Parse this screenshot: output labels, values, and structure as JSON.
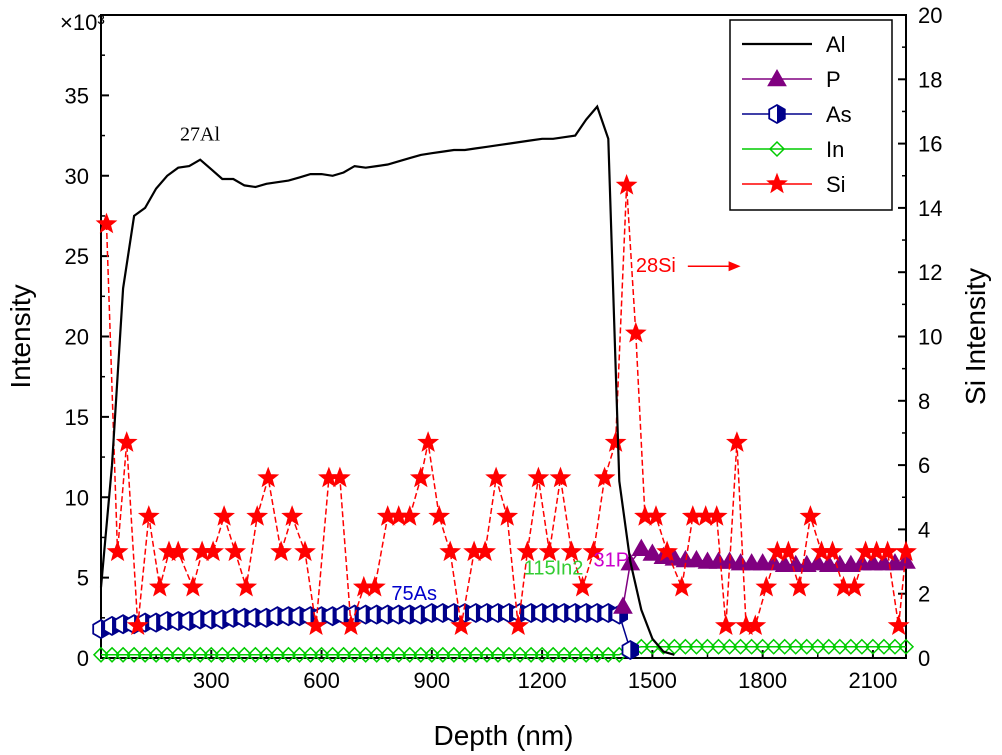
{
  "chart_data": {
    "type": "line",
    "xlabel": "Depth (nm)",
    "ylabel": "Intensity",
    "y2label": "Si Intensity",
    "y_multiplier": "×10³",
    "xlim": [
      0,
      2190
    ],
    "ylim": [
      0,
      40
    ],
    "y2lim": [
      0,
      20
    ],
    "xticks": [
      300,
      600,
      900,
      1200,
      1500,
      1800,
      2100
    ],
    "yticks": [
      0,
      5,
      10,
      15,
      20,
      25,
      30,
      35
    ],
    "y2ticks": [
      0,
      2,
      4,
      6,
      8,
      10,
      12,
      14,
      16,
      18,
      20
    ],
    "legend_position": "top-right",
    "series": [
      {
        "name": "Al",
        "axis": "left",
        "color": "#000000",
        "marker": "none",
        "x": [
          0,
          30,
          60,
          90,
          120,
          150,
          180,
          210,
          240,
          270,
          300,
          330,
          360,
          390,
          420,
          450,
          480,
          510,
          540,
          570,
          600,
          630,
          660,
          690,
          720,
          750,
          780,
          810,
          840,
          870,
          900,
          930,
          960,
          990,
          1020,
          1050,
          1080,
          1110,
          1140,
          1170,
          1200,
          1230,
          1260,
          1290,
          1320,
          1350,
          1380,
          1410,
          1440,
          1470,
          1500,
          1530,
          1560
        ],
        "values": [
          4.4,
          12.0,
          23.0,
          27.5,
          28.0,
          29.2,
          30.0,
          30.5,
          30.6,
          31.0,
          30.4,
          29.8,
          29.8,
          29.4,
          29.3,
          29.5,
          29.6,
          29.7,
          29.9,
          30.1,
          30.1,
          30.0,
          30.2,
          30.6,
          30.5,
          30.6,
          30.7,
          30.9,
          31.1,
          31.3,
          31.4,
          31.5,
          31.6,
          31.6,
          31.7,
          31.8,
          31.9,
          32.0,
          32.1,
          32.2,
          32.3,
          32.3,
          32.4,
          32.5,
          33.5,
          34.3,
          32.3,
          11.0,
          6.0,
          3.0,
          1.2,
          0.4,
          0.2
        ]
      },
      {
        "name": "P",
        "axis": "left",
        "color": "#800080",
        "marker": "triangle",
        "x": [
          1420,
          1440,
          1470,
          1500,
          1530,
          1560,
          1590,
          1620,
          1650,
          1680,
          1710,
          1740,
          1770,
          1800,
          1830,
          1860,
          1890,
          1920,
          1950,
          1980,
          2010,
          2040,
          2070,
          2100,
          2130,
          2160,
          2190
        ],
        "values": [
          3.2,
          5.9,
          6.8,
          6.5,
          6.3,
          6.2,
          6.1,
          6.1,
          6.0,
          6.0,
          6.0,
          5.9,
          5.9,
          5.9,
          5.9,
          5.8,
          5.8,
          5.8,
          5.9,
          5.8,
          5.8,
          5.8,
          5.9,
          5.9,
          5.9,
          5.9,
          6.0
        ]
      },
      {
        "name": "As",
        "axis": "left",
        "color": "#00008B",
        "marker": "half-hexagon",
        "x": [
          0,
          30,
          60,
          90,
          120,
          150,
          180,
          210,
          240,
          270,
          300,
          330,
          360,
          390,
          420,
          450,
          480,
          510,
          540,
          570,
          600,
          630,
          660,
          690,
          720,
          750,
          780,
          810,
          840,
          870,
          900,
          930,
          960,
          990,
          1020,
          1050,
          1080,
          1110,
          1140,
          1170,
          1200,
          1230,
          1260,
          1290,
          1320,
          1350,
          1380,
          1410,
          1440
        ],
        "values": [
          1.8,
          2.0,
          2.1,
          2.1,
          2.2,
          2.2,
          2.3,
          2.3,
          2.3,
          2.4,
          2.4,
          2.4,
          2.5,
          2.5,
          2.5,
          2.5,
          2.6,
          2.6,
          2.6,
          2.6,
          2.6,
          2.6,
          2.7,
          2.7,
          2.7,
          2.7,
          2.7,
          2.7,
          2.7,
          2.7,
          2.8,
          2.8,
          2.8,
          2.8,
          2.8,
          2.8,
          2.8,
          2.8,
          2.8,
          2.8,
          2.8,
          2.8,
          2.8,
          2.8,
          2.8,
          2.8,
          2.8,
          2.7,
          0.5
        ]
      },
      {
        "name": "In",
        "axis": "left",
        "color": "#00CC00",
        "marker": "diamond",
        "x": [
          0,
          30,
          60,
          90,
          120,
          150,
          180,
          210,
          240,
          270,
          300,
          330,
          360,
          390,
          420,
          450,
          480,
          510,
          540,
          570,
          600,
          630,
          660,
          690,
          720,
          750,
          780,
          810,
          840,
          870,
          900,
          930,
          960,
          990,
          1020,
          1050,
          1080,
          1110,
          1140,
          1170,
          1200,
          1230,
          1260,
          1290,
          1320,
          1350,
          1380,
          1410,
          1440,
          1470,
          1500,
          1530,
          1560,
          1590,
          1620,
          1650,
          1680,
          1710,
          1740,
          1770,
          1800,
          1830,
          1860,
          1890,
          1920,
          1950,
          1980,
          2010,
          2040,
          2070,
          2100,
          2130,
          2160,
          2190
        ],
        "values": [
          0.2,
          0.2,
          0.2,
          0.2,
          0.2,
          0.2,
          0.2,
          0.2,
          0.2,
          0.2,
          0.2,
          0.2,
          0.2,
          0.2,
          0.2,
          0.2,
          0.2,
          0.2,
          0.2,
          0.2,
          0.2,
          0.2,
          0.2,
          0.2,
          0.2,
          0.2,
          0.2,
          0.2,
          0.2,
          0.2,
          0.2,
          0.2,
          0.2,
          0.2,
          0.2,
          0.2,
          0.2,
          0.2,
          0.2,
          0.2,
          0.2,
          0.2,
          0.2,
          0.2,
          0.2,
          0.2,
          0.2,
          0.2,
          0.6,
          0.7,
          0.7,
          0.7,
          0.7,
          0.7,
          0.7,
          0.7,
          0.7,
          0.7,
          0.7,
          0.7,
          0.7,
          0.7,
          0.7,
          0.7,
          0.7,
          0.7,
          0.7,
          0.7,
          0.7,
          0.7,
          0.7,
          0.7,
          0.7,
          0.7
        ]
      },
      {
        "name": "Si",
        "axis": "right",
        "color": "#FF0000",
        "marker": "star",
        "x": [
          15,
          45,
          70,
          100,
          130,
          160,
          185,
          210,
          250,
          275,
          305,
          335,
          365,
          395,
          425,
          455,
          490,
          520,
          555,
          585,
          620,
          650,
          680,
          715,
          745,
          780,
          810,
          840,
          870,
          890,
          920,
          950,
          980,
          1015,
          1045,
          1075,
          1105,
          1135,
          1160,
          1190,
          1220,
          1250,
          1280,
          1310,
          1340,
          1370,
          1400,
          1430,
          1455,
          1480,
          1510,
          1540,
          1580,
          1610,
          1645,
          1675,
          1700,
          1730,
          1755,
          1780,
          1810,
          1840,
          1870,
          1900,
          1930,
          1960,
          1990,
          2020,
          2050,
          2080,
          2110,
          2140,
          2170,
          2190
        ],
        "values": [
          13.5,
          3.3,
          6.7,
          1.0,
          4.4,
          2.2,
          3.3,
          3.3,
          2.2,
          3.3,
          3.3,
          4.4,
          3.3,
          2.2,
          4.4,
          5.6,
          3.3,
          4.4,
          3.3,
          1.0,
          5.6,
          5.6,
          1.0,
          2.2,
          2.2,
          4.4,
          4.4,
          4.4,
          5.6,
          6.7,
          4.4,
          3.3,
          1.0,
          3.3,
          3.3,
          5.6,
          4.4,
          1.0,
          3.3,
          5.6,
          3.3,
          5.6,
          3.3,
          2.2,
          3.3,
          5.6,
          6.7,
          14.7,
          10.1,
          4.4,
          4.4,
          3.3,
          2.2,
          4.4,
          4.4,
          4.4,
          1.0,
          6.7,
          1.0,
          1.0,
          2.2,
          3.3,
          3.3,
          2.2,
          4.4,
          3.3,
          3.3,
          2.2,
          2.2,
          3.3,
          3.3,
          3.3,
          1.0,
          3.3
        ]
      }
    ],
    "annotations": [
      {
        "text": "27Al",
        "x": 215,
        "y": 32.2,
        "axis": "left",
        "color": "#000000",
        "font": "serif"
      },
      {
        "text": "28Si",
        "x": 1455,
        "y": 12.0,
        "axis": "right",
        "color": "#FF0000",
        "font": "sans",
        "arrow_to_x": 1740
      },
      {
        "text": "75As",
        "x": 790,
        "y": 3.6,
        "axis": "left",
        "color": "#0000CC",
        "font": "sans"
      },
      {
        "text": "115In2",
        "x": 1150,
        "y": 5.2,
        "axis": "left",
        "color": "#33CC33",
        "font": "sans"
      },
      {
        "text": "31P",
        "x": 1340,
        "y": 5.7,
        "axis": "left",
        "color": "#CC00CC",
        "font": "sans"
      }
    ]
  }
}
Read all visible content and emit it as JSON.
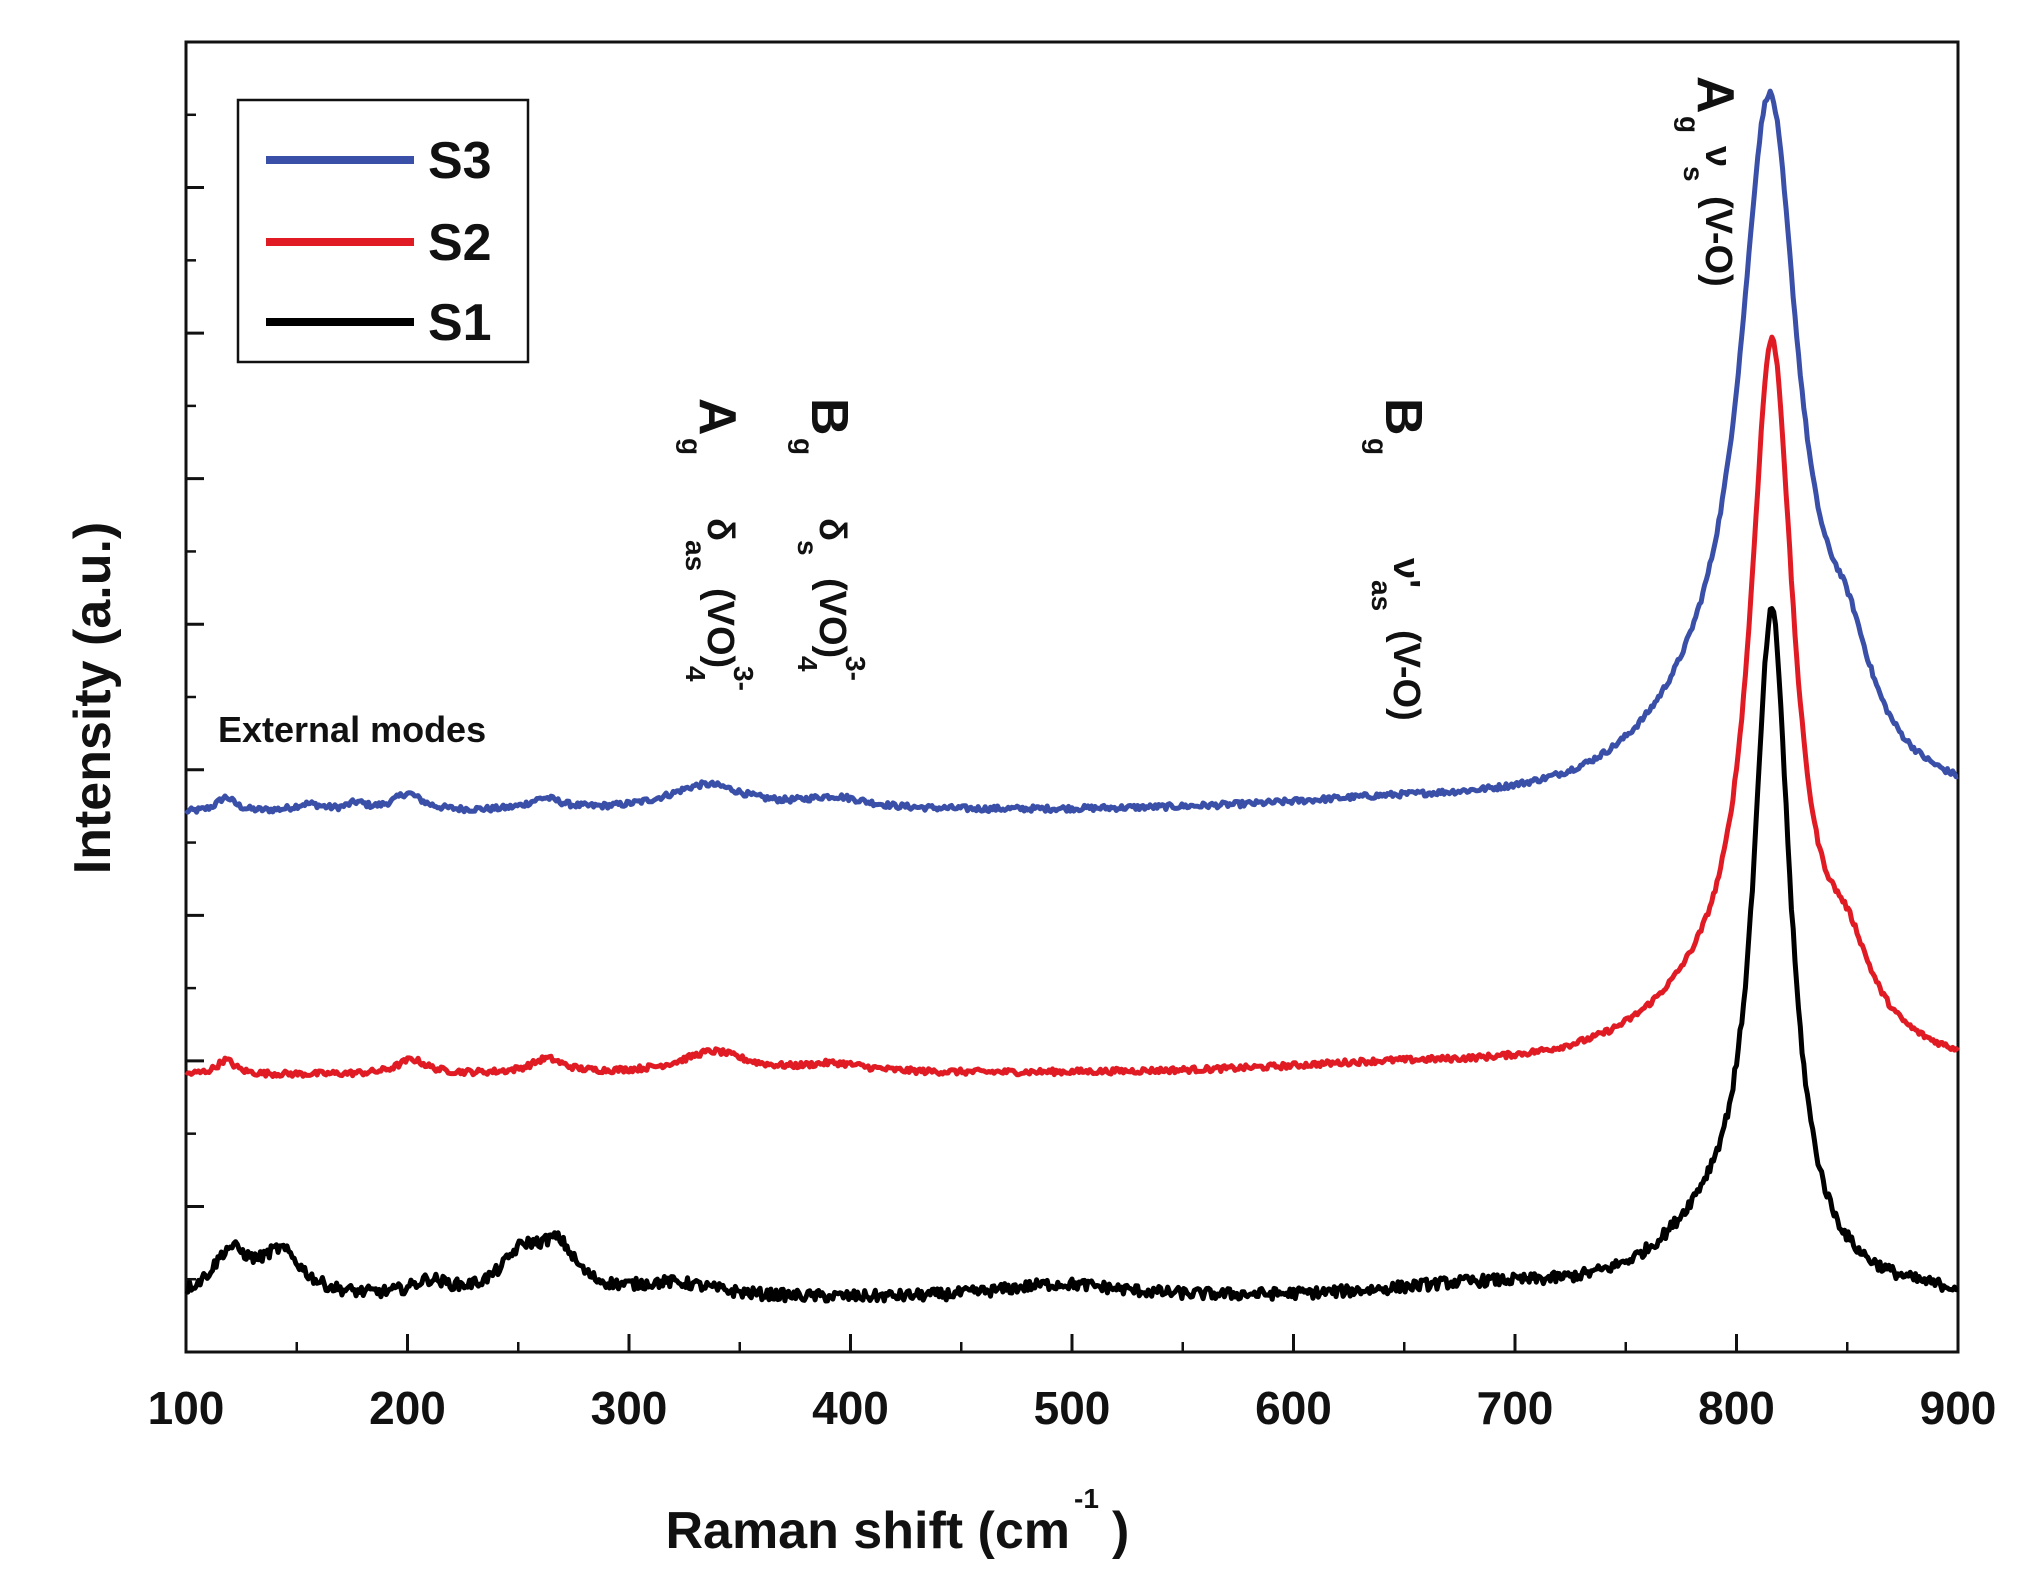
{
  "chart_data": {
    "type": "line",
    "title": "",
    "xlabel": "Raman shift (cm",
    "xlabel_sup": "-1",
    "xlabel_close": ")",
    "ylabel": "Intensity (a.u.)",
    "xlim": [
      100,
      900
    ],
    "ylim": [
      0,
      9
    ],
    "x_ticks": [
      100,
      200,
      300,
      400,
      500,
      600,
      700,
      800,
      900
    ],
    "y_ticks_shown": false,
    "legend_position": "top-left",
    "legend": [
      "S3",
      "S2",
      "S1"
    ],
    "series": [
      {
        "name": "S3",
        "color": "#3a4fa8",
        "offset": 3.7,
        "peaks": [
          {
            "x": 118,
            "amp": 0.1,
            "w": 5
          },
          {
            "x": 155,
            "amp": 0.05,
            "w": 8
          },
          {
            "x": 177,
            "amp": 0.05,
            "w": 5
          },
          {
            "x": 200,
            "amp": 0.12,
            "w": 8
          },
          {
            "x": 262,
            "amp": 0.08,
            "w": 9
          },
          {
            "x": 335,
            "amp": 0.18,
            "w": 22
          },
          {
            "x": 393,
            "amp": 0.08,
            "w": 18
          },
          {
            "x": 640,
            "amp": 0.05,
            "w": 60
          },
          {
            "x": 815,
            "amp": 4.5,
            "w": 16
          },
          {
            "x": 850,
            "amp": 0.6,
            "w": 14
          },
          {
            "x": 790,
            "amp": 0.5,
            "w": 40
          }
        ],
        "noise": 0.02
      },
      {
        "name": "S2",
        "color": "#e01b24",
        "offset": 1.9,
        "peaks": [
          {
            "x": 118,
            "amp": 0.1,
            "w": 5
          },
          {
            "x": 202,
            "amp": 0.1,
            "w": 8
          },
          {
            "x": 263,
            "amp": 0.1,
            "w": 9
          },
          {
            "x": 338,
            "amp": 0.15,
            "w": 18
          },
          {
            "x": 393,
            "amp": 0.06,
            "w": 18
          },
          {
            "x": 640,
            "amp": 0.05,
            "w": 60
          },
          {
            "x": 816,
            "amp": 4.7,
            "w": 12
          },
          {
            "x": 850,
            "amp": 0.5,
            "w": 14
          },
          {
            "x": 790,
            "amp": 0.4,
            "w": 40
          }
        ],
        "noise": 0.02
      },
      {
        "name": "S1",
        "color": "#000000",
        "offset": 0.35,
        "peaks": [
          {
            "x": 120,
            "amp": 0.3,
            "w": 10
          },
          {
            "x": 143,
            "amp": 0.3,
            "w": 12
          },
          {
            "x": 210,
            "amp": 0.1,
            "w": 10
          },
          {
            "x": 252,
            "amp": 0.28,
            "w": 12
          },
          {
            "x": 268,
            "amp": 0.3,
            "w": 10
          },
          {
            "x": 320,
            "amp": 0.1,
            "w": 25
          },
          {
            "x": 495,
            "amp": 0.1,
            "w": 35
          },
          {
            "x": 680,
            "amp": 0.08,
            "w": 50
          },
          {
            "x": 816,
            "amp": 4.5,
            "w": 10
          },
          {
            "x": 790,
            "amp": 0.4,
            "w": 30
          }
        ],
        "noise": 0.04
      }
    ],
    "annotations": {
      "external": "External modes",
      "ag1_main": "A",
      "ag1_sub": "g",
      "ag1_mode": "δ",
      "ag1_mode_sub": "as",
      "ag1_group": "(VO)",
      "ag1_group_sub": "4",
      "ag1_group_sup": "3-",
      "bg1_main": "B",
      "bg1_sub": "g",
      "bg1_mode": "δ",
      "bg1_mode_sub": "s",
      "bg1_group": "(VO)",
      "bg1_group_sub": "4",
      "bg1_group_sup": "3-",
      "bg2_main": "B",
      "bg2_sub": "g",
      "bg2_mode": "ν'",
      "bg2_mode_sub": "as",
      "bg2_group": "(V-O)",
      "ag2_main": "A",
      "ag2_sub": "g",
      "ag2_mode": "ν",
      "ag2_mode_sub": "s",
      "ag2_group": "(V-O)"
    }
  }
}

^^^^^^^^

Using the entries above, return each line in which the word "JSON" occurs.

## The reply:
Parse this screenshot: output labels, values, and structure as JSON.
Read all visible content and emit it as JSON.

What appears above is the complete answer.